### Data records
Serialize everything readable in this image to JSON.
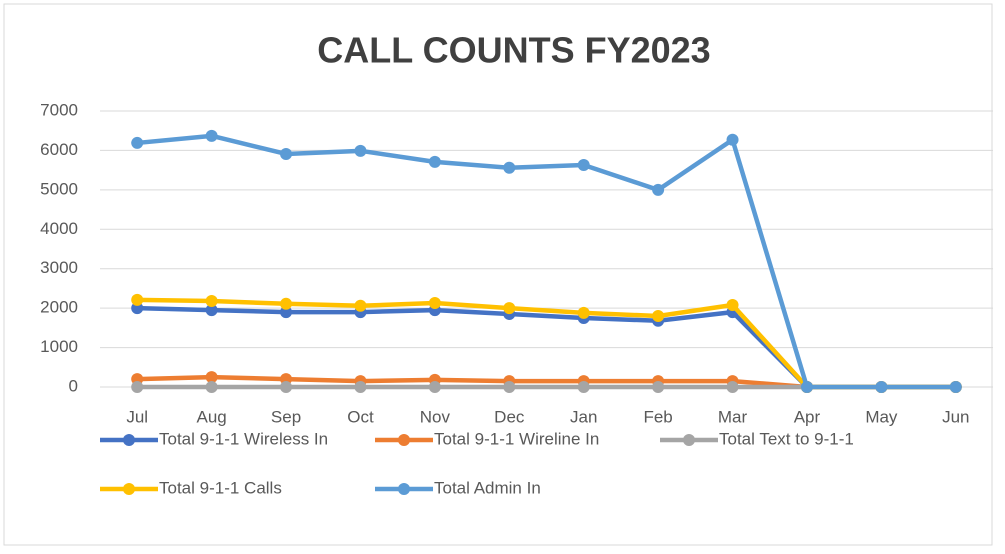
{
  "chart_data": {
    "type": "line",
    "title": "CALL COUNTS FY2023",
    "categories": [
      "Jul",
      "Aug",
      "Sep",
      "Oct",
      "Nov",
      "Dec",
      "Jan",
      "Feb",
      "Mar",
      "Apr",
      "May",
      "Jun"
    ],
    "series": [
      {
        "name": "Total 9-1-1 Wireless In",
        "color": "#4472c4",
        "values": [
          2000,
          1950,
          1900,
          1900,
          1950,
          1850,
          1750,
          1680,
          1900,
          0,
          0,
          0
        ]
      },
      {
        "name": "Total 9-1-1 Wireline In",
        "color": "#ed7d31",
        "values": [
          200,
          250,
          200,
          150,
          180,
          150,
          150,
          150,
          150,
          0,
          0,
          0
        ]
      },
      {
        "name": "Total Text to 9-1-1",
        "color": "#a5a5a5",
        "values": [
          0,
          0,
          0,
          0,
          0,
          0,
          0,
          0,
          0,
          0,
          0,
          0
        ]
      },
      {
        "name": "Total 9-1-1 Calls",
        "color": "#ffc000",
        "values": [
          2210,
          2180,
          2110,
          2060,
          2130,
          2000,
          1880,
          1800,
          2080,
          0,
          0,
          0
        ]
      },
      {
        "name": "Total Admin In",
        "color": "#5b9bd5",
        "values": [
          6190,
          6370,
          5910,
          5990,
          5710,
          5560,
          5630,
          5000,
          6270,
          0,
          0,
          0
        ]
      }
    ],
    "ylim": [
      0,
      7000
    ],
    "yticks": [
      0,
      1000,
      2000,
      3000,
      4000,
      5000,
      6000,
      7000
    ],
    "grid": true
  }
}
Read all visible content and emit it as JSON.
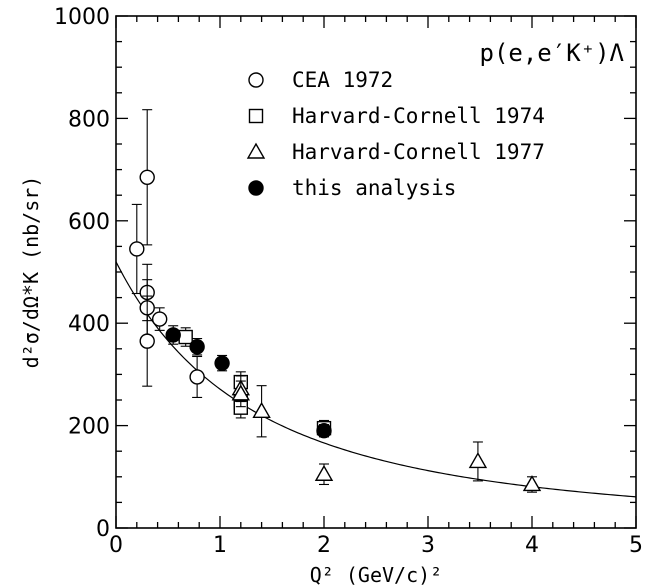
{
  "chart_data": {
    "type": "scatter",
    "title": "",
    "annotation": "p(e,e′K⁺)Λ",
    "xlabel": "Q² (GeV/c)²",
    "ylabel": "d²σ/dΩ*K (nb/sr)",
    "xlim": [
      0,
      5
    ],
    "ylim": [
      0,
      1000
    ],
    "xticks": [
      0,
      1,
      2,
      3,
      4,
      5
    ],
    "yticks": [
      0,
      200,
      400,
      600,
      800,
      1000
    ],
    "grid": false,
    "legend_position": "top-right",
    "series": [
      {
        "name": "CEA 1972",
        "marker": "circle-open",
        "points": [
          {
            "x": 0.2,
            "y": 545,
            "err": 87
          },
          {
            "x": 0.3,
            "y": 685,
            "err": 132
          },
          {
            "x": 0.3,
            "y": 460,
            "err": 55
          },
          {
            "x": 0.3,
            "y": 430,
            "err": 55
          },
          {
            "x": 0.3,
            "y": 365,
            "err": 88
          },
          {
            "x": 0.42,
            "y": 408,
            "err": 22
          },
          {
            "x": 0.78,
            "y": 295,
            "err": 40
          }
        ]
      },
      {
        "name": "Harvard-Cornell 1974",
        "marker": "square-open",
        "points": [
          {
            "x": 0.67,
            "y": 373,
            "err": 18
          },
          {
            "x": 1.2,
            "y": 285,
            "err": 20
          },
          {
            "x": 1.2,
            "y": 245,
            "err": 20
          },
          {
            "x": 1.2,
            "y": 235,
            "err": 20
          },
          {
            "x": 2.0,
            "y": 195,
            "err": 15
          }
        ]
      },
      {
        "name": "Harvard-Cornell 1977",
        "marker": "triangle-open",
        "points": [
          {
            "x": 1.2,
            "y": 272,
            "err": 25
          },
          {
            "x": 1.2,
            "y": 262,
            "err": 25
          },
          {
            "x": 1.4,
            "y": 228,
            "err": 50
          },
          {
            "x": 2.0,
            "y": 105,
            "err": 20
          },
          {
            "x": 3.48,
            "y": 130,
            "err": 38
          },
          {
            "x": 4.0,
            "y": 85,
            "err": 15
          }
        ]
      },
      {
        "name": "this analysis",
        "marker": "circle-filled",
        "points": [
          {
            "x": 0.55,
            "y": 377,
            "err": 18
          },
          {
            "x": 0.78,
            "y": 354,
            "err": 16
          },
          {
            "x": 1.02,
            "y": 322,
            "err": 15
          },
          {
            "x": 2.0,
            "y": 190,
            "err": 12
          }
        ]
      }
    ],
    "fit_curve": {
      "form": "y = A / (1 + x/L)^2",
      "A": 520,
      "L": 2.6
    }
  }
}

### Exercise goal
Each line of the data should be quoted exactly, with pictures left out.

### Answer below
Serialize everything readable in this image to JSON.
{
  "chart_data": {
    "type": "line",
    "title": "CALL COUNTS FY2023",
    "categories": [
      "Jul",
      "Aug",
      "Sep",
      "Oct",
      "Nov",
      "Dec",
      "Jan",
      "Feb",
      "Mar",
      "Apr",
      "May",
      "Jun"
    ],
    "series": [
      {
        "name": "Total 9-1-1 Wireless In",
        "color": "#4472c4",
        "values": [
          2000,
          1950,
          1900,
          1900,
          1950,
          1850,
          1750,
          1680,
          1900,
          0,
          0,
          0
        ]
      },
      {
        "name": "Total 9-1-1 Wireline In",
        "color": "#ed7d31",
        "values": [
          200,
          250,
          200,
          150,
          180,
          150,
          150,
          150,
          150,
          0,
          0,
          0
        ]
      },
      {
        "name": "Total Text to 9-1-1",
        "color": "#a5a5a5",
        "values": [
          0,
          0,
          0,
          0,
          0,
          0,
          0,
          0,
          0,
          0,
          0,
          0
        ]
      },
      {
        "name": "Total 9-1-1 Calls",
        "color": "#ffc000",
        "values": [
          2210,
          2180,
          2110,
          2060,
          2130,
          2000,
          1880,
          1800,
          2080,
          0,
          0,
          0
        ]
      },
      {
        "name": "Total Admin In",
        "color": "#5b9bd5",
        "values": [
          6190,
          6370,
          5910,
          5990,
          5710,
          5560,
          5630,
          5000,
          6270,
          0,
          0,
          0
        ]
      }
    ],
    "ylim": [
      0,
      7000
    ],
    "yticks": [
      0,
      1000,
      2000,
      3000,
      4000,
      5000,
      6000,
      7000
    ],
    "grid": true
  }
}
Read all visible content and emit it as JSON.
{
  "chart_data": {
    "type": "scatter",
    "title": "",
    "annotation": "p(e,e′K⁺)Λ",
    "xlabel": "Q² (GeV/c)²",
    "ylabel": "d²σ/dΩ*K (nb/sr)",
    "xlim": [
      0,
      5
    ],
    "ylim": [
      0,
      1000
    ],
    "xticks": [
      0,
      1,
      2,
      3,
      4,
      5
    ],
    "yticks": [
      0,
      200,
      400,
      600,
      800,
      1000
    ],
    "grid": false,
    "legend_position": "top-right",
    "series": [
      {
        "name": "CEA 1972",
        "marker": "circle-open",
        "points": [
          {
            "x": 0.2,
            "y": 545,
            "err": 87
          },
          {
            "x": 0.3,
            "y": 685,
            "err": 132
          },
          {
            "x": 0.3,
            "y": 460,
            "err": 55
          },
          {
            "x": 0.3,
            "y": 430,
            "err": 55
          },
          {
            "x": 0.3,
            "y": 365,
            "err": 88
          },
          {
            "x": 0.42,
            "y": 408,
            "err": 22
          },
          {
            "x": 0.78,
            "y": 295,
            "err": 40
          }
        ]
      },
      {
        "name": "Harvard-Cornell 1974",
        "marker": "square-open",
        "points": [
          {
            "x": 0.67,
            "y": 373,
            "err": 18
          },
          {
            "x": 1.2,
            "y": 285,
            "err": 20
          },
          {
            "x": 1.2,
            "y": 245,
            "err": 20
          },
          {
            "x": 1.2,
            "y": 235,
            "err": 20
          },
          {
            "x": 2.0,
            "y": 195,
            "err": 15
          }
        ]
      },
      {
        "name": "Harvard-Cornell 1977",
        "marker": "triangle-open",
        "points": [
          {
            "x": 1.2,
            "y": 272,
            "err": 25
          },
          {
            "x": 1.2,
            "y": 262,
            "err": 25
          },
          {
            "x": 1.4,
            "y": 228,
            "err": 50
          },
          {
            "x": 2.0,
            "y": 105,
            "err": 20
          },
          {
            "x": 3.48,
            "y": 130,
            "err": 38
          },
          {
            "x": 4.0,
            "y": 85,
            "err": 15
          }
        ]
      },
      {
        "name": "this analysis",
        "marker": "circle-filled",
        "points": [
          {
            "x": 0.55,
            "y": 377,
            "err": 18
          },
          {
            "x": 0.78,
            "y": 354,
            "err": 16
          },
          {
            "x": 1.02,
            "y": 322,
            "err": 15
          },
          {
            "x": 2.0,
            "y": 190,
            "err": 12
          }
        ]
      }
    ],
    "fit_curve": {
      "form": "y = A / (1 + x/L)^2",
      "A": 520,
      "L": 2.6
    }
  }
}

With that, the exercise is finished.